Text shown>
○ ○ ○

Thursday, November 30, 2006

Beverly Hills - Home of the neo-European

I like Beverly Hills. Maybe it’s my innate faux taste for thinly layered beauty. I don’t mean the prêt-a-porter, the grandiose yet quaint restaurants and the overdressed dogs guiding their over-payed owners into their oversized cars.

In fact, I hate the speakers strategically littered along Rodeo Drive, blaring out bland Christmas classics. I imagine some Wizard of Oz-type enigma deep in a burrow of Wilshire Boulevard controlling the soundscape for optimum material consumption. It didn’t work on me. I didn’t buy anything except for a rap demo from a very well dressed busker and his burly and somewhat intimidating gold-chained associate.

What I do like are the cafes that edge Santa Monica Boulevard on the fringes of the main shopping district. Here, leather dressed Mediterraneans and their Ducati Sportclassics meet the pavement with a sense of contagious ease.

They sit for hours smoking non-Cuban cigars, sipping chrome coloured coffee and greeting with hugs and kisses the passer-bys. After a while, one surpasses the assumption that they all know each other. I even walk-up eventually and introduce myself in broken French to share a moment of late-capitalism. A cappuccino and an Armani blazer is an entrance enough to any conversation here.

I sat for one whole afternoon outside one of these cafes, watching the expatriate locals as the sun set over the horizon of the boulevard. The hip blacks and tanned Italians leaning back and contemplating the idiosyncrasies of an ideal existence. They stare passively-out (they never lock eyes) at the masses of chrome that roll by; a “ciao bello”, “cava?” a “take it easy my friend”…

I like this passivity – actively taking it easy. I wonder what they all do for work, but I don’t want to ruin the idea of a life of coffees, cigars and casual banter.

○ ○ ○

Work task> In the Beverly Hills post, what is the only thing the writer says they bought?

○ ○ ○

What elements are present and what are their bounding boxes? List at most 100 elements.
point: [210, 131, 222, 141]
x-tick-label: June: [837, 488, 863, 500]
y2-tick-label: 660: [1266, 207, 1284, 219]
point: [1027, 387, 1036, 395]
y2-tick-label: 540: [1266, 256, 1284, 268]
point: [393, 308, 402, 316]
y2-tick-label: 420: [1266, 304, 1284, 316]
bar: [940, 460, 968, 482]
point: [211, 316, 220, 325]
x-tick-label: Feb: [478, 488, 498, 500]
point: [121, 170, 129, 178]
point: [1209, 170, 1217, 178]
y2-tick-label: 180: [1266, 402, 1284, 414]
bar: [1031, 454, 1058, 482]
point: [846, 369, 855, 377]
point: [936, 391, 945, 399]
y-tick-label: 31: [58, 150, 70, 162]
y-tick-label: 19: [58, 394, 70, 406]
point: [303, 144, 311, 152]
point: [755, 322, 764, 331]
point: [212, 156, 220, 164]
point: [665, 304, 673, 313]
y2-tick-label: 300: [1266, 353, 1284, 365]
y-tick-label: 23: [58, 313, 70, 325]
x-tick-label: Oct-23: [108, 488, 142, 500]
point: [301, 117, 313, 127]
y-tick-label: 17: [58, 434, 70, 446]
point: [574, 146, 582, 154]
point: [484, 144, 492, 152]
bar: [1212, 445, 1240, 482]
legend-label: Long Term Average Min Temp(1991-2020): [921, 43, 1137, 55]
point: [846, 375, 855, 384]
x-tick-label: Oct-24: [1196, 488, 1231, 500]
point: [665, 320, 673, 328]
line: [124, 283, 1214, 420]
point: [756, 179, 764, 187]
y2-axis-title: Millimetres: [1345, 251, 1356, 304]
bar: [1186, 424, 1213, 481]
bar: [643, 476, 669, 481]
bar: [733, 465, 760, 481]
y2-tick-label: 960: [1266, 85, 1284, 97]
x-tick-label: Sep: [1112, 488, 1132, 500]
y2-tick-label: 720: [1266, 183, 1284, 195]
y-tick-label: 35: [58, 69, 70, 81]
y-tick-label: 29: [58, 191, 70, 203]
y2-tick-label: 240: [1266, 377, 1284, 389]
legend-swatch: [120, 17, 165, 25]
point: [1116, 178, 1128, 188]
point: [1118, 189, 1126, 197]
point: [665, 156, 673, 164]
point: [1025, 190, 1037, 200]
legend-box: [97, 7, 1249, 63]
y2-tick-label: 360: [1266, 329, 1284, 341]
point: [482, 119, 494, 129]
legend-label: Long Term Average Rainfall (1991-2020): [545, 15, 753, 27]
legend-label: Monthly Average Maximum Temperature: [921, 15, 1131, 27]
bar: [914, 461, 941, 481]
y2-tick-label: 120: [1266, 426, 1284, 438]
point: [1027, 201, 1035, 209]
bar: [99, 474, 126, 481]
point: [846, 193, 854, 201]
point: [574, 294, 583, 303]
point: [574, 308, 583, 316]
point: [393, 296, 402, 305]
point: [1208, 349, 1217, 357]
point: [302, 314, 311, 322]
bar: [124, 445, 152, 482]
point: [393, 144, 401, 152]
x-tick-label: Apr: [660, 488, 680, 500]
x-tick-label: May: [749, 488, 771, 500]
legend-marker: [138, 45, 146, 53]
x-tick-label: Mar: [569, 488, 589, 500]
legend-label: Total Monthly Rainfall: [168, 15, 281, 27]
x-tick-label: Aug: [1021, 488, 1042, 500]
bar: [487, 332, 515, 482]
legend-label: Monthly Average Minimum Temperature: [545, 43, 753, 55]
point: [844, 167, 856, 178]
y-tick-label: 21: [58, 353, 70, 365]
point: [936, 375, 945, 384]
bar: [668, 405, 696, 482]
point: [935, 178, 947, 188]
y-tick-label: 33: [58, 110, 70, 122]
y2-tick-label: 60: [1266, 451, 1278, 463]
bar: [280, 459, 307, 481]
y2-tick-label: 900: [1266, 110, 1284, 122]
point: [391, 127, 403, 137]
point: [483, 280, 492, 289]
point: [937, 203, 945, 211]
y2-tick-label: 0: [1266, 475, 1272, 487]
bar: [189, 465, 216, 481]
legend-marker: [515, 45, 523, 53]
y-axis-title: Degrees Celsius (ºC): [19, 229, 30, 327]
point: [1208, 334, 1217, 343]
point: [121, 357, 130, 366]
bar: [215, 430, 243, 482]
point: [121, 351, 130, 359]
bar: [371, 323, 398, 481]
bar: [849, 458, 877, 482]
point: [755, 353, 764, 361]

○ ○ ○

Output of the task> A rap demo from a very well dressed busker.